DIRECTIONS FOR THIS TASK: In the material below, rewrite the lines from the one with "in the image" to the one with "legend-title: Individual contributions", replacing "spoke-label" with "axis-label" and changing nothing else. Leave the pictures out.

PROVIDED RECORDS:
+---+

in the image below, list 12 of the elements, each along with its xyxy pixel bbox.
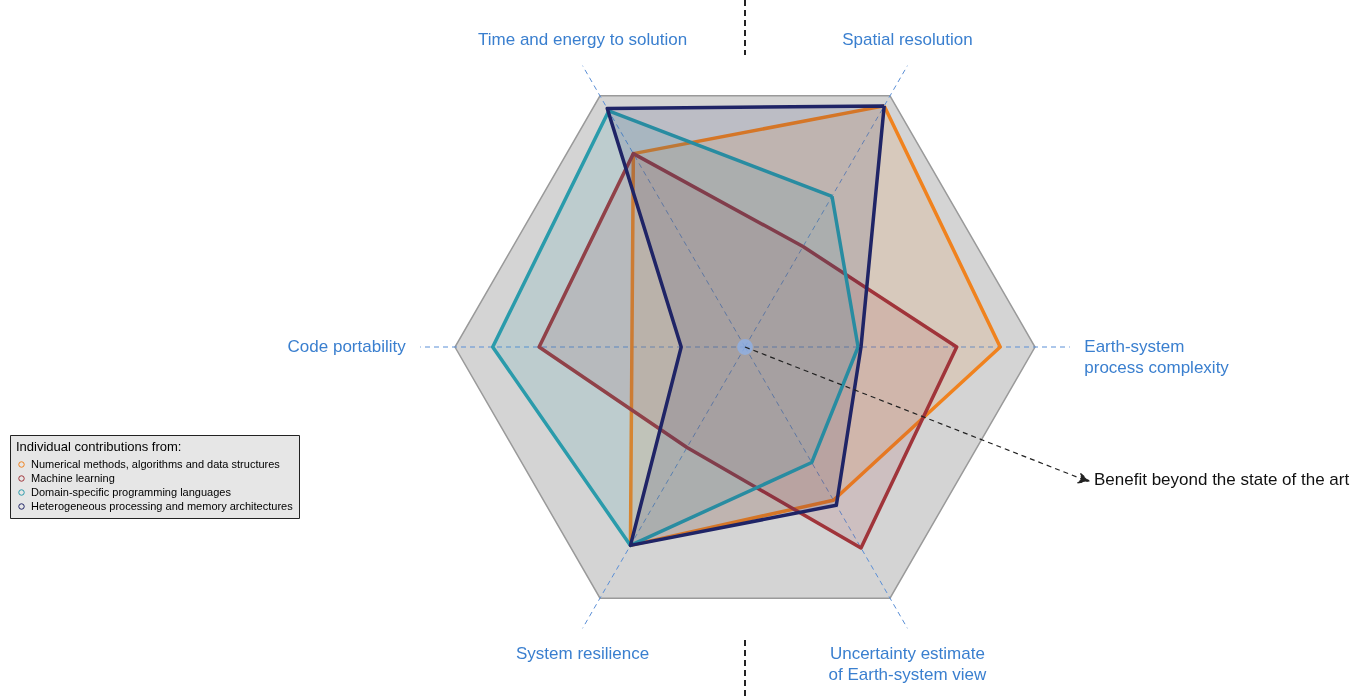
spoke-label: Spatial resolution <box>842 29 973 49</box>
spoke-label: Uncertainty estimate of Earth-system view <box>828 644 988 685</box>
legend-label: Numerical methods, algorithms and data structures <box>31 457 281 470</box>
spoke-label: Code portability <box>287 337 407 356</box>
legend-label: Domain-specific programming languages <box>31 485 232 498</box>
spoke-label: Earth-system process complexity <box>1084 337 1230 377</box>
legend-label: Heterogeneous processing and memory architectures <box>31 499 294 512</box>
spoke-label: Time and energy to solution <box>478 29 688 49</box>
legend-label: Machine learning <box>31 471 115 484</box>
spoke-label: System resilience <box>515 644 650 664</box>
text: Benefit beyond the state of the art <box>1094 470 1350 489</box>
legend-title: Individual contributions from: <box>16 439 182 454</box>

+---+

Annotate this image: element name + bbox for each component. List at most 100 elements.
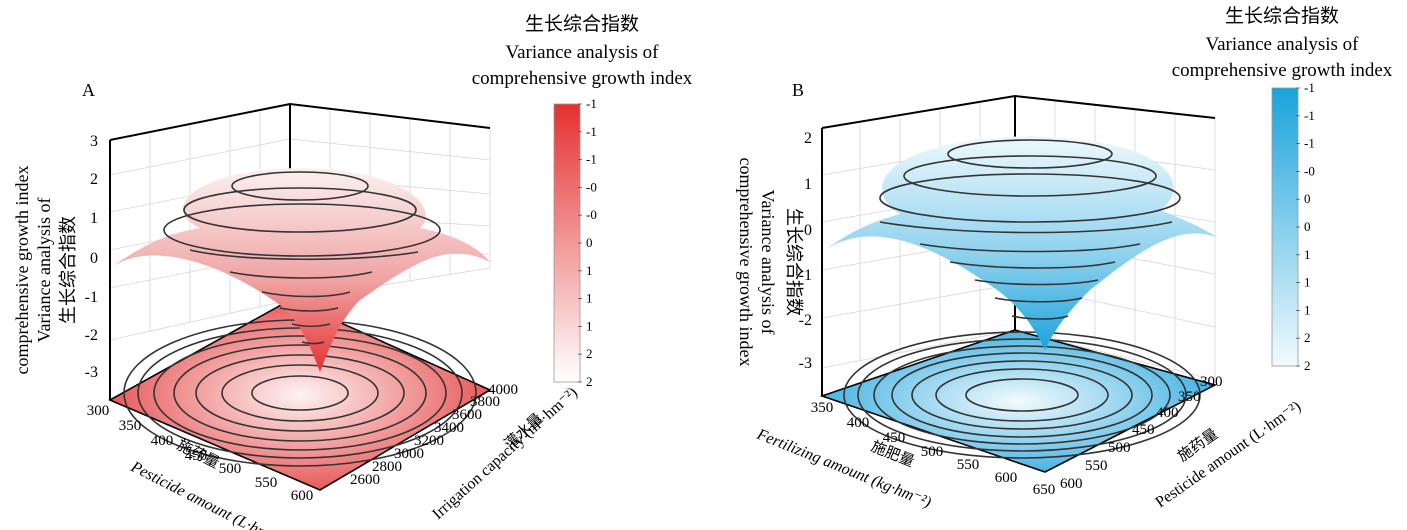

+---+

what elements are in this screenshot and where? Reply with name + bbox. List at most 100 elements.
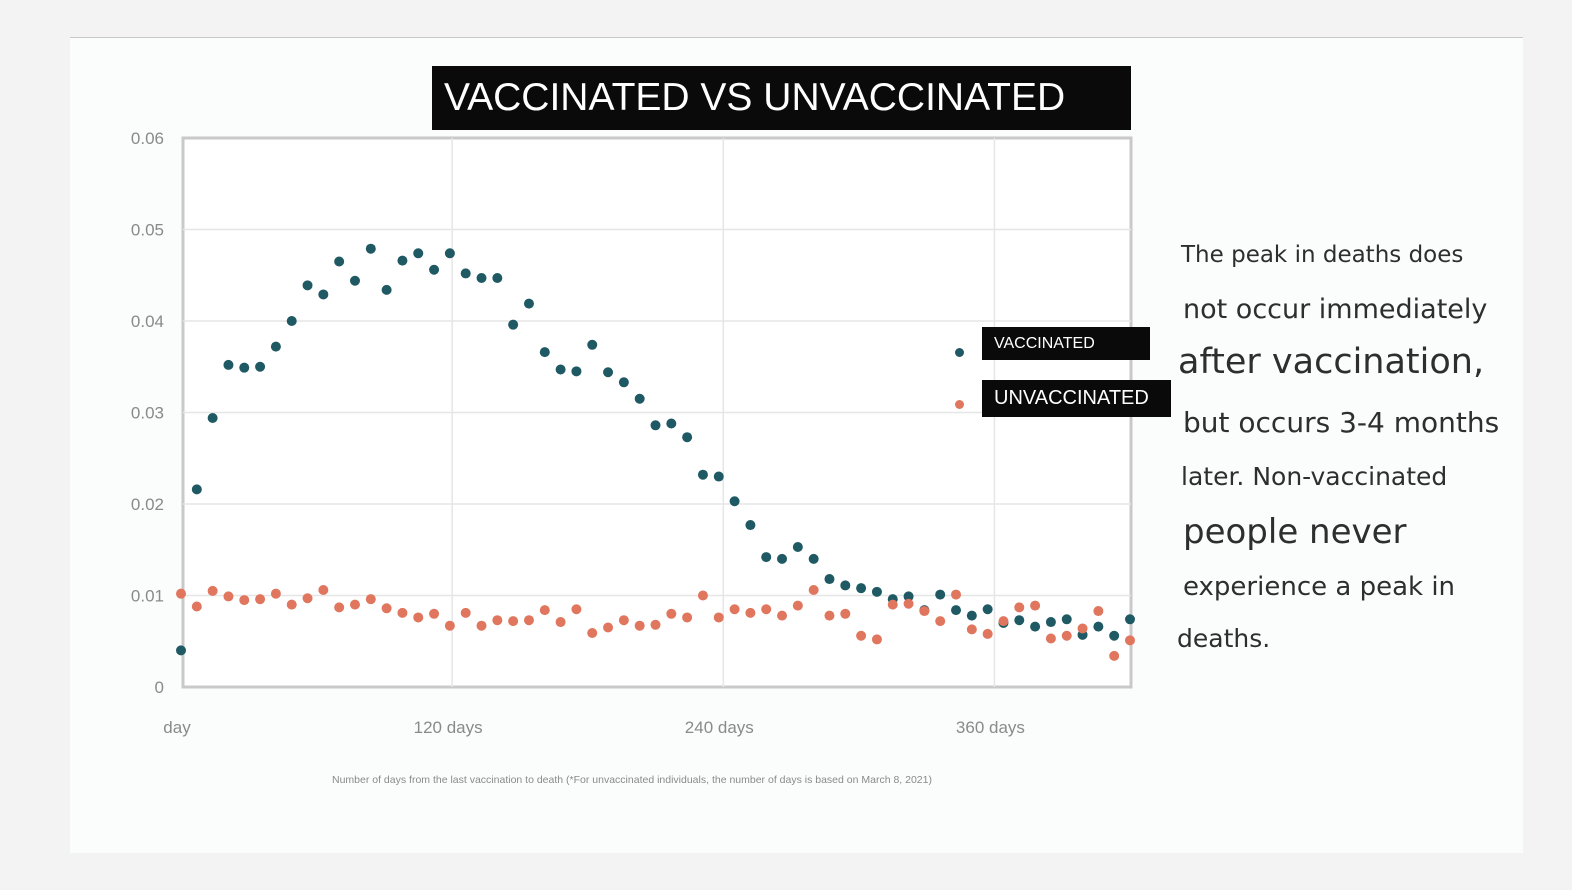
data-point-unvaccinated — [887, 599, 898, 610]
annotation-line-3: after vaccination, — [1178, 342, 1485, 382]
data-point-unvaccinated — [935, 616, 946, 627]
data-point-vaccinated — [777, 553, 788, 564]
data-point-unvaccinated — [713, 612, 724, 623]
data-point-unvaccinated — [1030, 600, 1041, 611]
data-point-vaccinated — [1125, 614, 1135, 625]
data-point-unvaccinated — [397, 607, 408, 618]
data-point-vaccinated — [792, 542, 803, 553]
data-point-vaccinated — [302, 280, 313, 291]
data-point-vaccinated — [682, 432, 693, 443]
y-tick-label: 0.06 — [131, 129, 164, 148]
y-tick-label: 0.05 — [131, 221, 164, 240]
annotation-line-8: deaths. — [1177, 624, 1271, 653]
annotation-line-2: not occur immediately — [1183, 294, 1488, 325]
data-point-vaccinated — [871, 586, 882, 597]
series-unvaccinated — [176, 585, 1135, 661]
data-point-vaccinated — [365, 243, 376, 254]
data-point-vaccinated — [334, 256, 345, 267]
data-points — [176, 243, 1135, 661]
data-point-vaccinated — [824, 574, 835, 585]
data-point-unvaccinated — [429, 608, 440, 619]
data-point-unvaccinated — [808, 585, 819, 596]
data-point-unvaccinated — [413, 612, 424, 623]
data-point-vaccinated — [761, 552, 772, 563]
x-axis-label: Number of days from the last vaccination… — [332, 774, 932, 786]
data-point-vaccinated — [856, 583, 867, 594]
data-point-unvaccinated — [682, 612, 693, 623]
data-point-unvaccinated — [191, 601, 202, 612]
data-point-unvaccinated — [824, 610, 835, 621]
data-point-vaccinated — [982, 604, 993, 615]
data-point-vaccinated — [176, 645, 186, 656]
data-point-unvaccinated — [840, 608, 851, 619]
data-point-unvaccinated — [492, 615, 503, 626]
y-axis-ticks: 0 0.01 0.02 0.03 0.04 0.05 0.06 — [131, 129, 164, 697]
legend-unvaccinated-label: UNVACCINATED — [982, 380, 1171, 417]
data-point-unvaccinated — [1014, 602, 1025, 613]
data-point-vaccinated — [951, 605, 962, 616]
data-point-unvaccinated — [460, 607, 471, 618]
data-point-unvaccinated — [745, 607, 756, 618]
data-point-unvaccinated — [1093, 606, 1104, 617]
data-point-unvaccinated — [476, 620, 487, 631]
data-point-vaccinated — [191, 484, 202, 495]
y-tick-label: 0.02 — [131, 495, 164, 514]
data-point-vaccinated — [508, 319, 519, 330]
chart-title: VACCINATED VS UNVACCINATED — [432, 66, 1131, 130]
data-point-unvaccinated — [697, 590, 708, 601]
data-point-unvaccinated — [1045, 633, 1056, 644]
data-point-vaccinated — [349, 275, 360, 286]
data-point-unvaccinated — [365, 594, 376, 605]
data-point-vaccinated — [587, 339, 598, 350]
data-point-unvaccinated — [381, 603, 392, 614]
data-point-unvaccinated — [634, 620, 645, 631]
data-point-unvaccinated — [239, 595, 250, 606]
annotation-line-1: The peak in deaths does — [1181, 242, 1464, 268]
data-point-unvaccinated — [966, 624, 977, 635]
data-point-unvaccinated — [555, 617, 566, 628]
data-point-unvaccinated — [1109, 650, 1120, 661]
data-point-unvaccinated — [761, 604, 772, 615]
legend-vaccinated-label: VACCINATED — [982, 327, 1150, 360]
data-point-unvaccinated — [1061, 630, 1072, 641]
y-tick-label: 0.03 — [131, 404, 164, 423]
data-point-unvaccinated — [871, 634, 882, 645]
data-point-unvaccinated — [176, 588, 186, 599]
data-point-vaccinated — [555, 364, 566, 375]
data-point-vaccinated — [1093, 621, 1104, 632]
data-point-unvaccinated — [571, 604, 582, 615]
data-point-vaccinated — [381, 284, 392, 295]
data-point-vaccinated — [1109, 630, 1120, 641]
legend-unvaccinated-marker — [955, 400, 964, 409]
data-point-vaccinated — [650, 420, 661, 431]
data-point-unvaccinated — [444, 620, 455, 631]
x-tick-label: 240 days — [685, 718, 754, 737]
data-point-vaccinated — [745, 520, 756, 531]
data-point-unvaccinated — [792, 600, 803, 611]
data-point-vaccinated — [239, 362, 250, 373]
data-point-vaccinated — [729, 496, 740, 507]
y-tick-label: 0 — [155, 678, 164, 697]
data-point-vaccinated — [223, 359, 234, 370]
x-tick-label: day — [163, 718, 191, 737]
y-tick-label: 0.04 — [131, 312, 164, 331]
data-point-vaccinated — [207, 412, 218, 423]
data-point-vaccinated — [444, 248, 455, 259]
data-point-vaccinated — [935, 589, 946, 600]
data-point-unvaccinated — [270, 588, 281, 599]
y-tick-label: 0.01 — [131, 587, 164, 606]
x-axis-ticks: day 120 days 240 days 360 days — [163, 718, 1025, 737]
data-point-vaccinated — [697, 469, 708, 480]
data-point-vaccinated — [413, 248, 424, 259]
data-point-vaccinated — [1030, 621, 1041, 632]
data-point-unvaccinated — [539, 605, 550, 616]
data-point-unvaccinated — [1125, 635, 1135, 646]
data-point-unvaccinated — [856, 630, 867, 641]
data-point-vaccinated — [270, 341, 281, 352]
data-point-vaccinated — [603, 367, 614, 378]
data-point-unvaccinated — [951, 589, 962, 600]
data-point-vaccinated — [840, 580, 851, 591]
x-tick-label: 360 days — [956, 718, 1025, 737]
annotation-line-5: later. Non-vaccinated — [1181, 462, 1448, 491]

+---+

IN RESPONSE:
in the image below, list 12 of the elements, each along with its xyxy pixel bbox.
axis-label: Spatial resolution <box>842 29 973 49</box>
axis-label: Uncertainty estimate of Earth-system view <box>828 644 988 685</box>
legend-label: Numerical methods, algorithms and data structures <box>31 457 281 470</box>
axis-label: Code portability <box>287 337 407 356</box>
legend-label: Domain-specific programming languages <box>31 485 232 498</box>
axis-label: Earth-system process complexity <box>1084 337 1230 377</box>
legend-label: Heterogeneous processing and memory architectures <box>31 499 294 512</box>
axis-label: Time and energy to solution <box>478 29 688 49</box>
legend-label: Machine learning <box>31 471 115 484</box>
axis-label: System resilience <box>515 644 650 664</box>
text: Benefit beyond the state of the art <box>1094 470 1350 489</box>
legend-title: Individual contributions from: <box>16 439 182 454</box>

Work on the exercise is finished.